YOUR TASK =>
All of the data that follows should be retyped exactly, please, except the pictures.
* * * * * * * * *
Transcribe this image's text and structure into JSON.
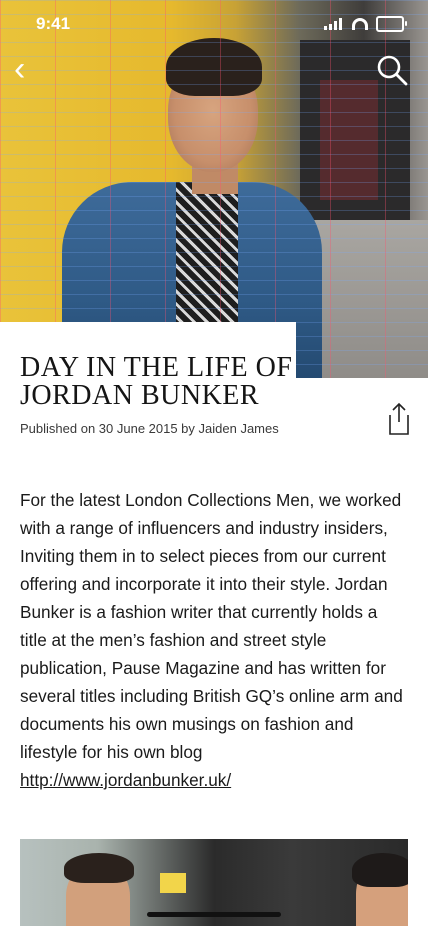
{
  "status_bar": {
    "time": "9:41"
  },
  "article": {
    "title": "DAY IN THE LIFE OF JORDAN BUNKER",
    "byline": "Published on 30 June 2015 by Jaiden James",
    "body_text": "For the latest London Collections Men, we worked with a range of influencers and industry insiders, Inviting them in to select pieces from our current offering and incorporate it into their style. Jordan Bunker is a fashion writer that currently holds a title at the men’s fashion and street style publication, Pause Magazine and has written for several titles including British GQ’s online arm and documents his own musings on fashion and lifestyle for his own blog ",
    "link_text": "http://www.jordanbunker.uk/"
  },
  "icons": {
    "back": "chevron-left-icon",
    "search": "search-icon",
    "share": "share-icon"
  },
  "colors": {
    "text": "#1a1a1a",
    "background": "#ffffff",
    "hero_yellow": "#e6b92d"
  }
}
* * * * * * * * *
PROBLEM SOLUTION =>
Transcribe this image's text and structure into JSON.
{
  "status_bar": {
    "time": "9:41"
  },
  "article": {
    "title": "DAY IN THE LIFE OF JORDAN BUNKER",
    "byline": "Published on 30 June 2015 by Jaiden James",
    "body_text": "For the latest London Collections Men, we worked with a range of influencers and industry insiders, Inviting them in to select pieces from our current offering and incorporate it into their style. Jordan Bunker is a fashion writer that currently holds a title at the men’s fashion and street style publication, Pause Magazine and has written for several titles including British GQ’s online arm and documents his own musings on fashion and lifestyle for his own blog ",
    "link_text": "http://www.jordanbunker.uk/"
  },
  "icons": {
    "back": "chevron-left-icon",
    "search": "search-icon",
    "share": "share-icon"
  },
  "colors": {
    "text": "#1a1a1a",
    "background": "#ffffff",
    "hero_yellow": "#e6b92d"
  }
}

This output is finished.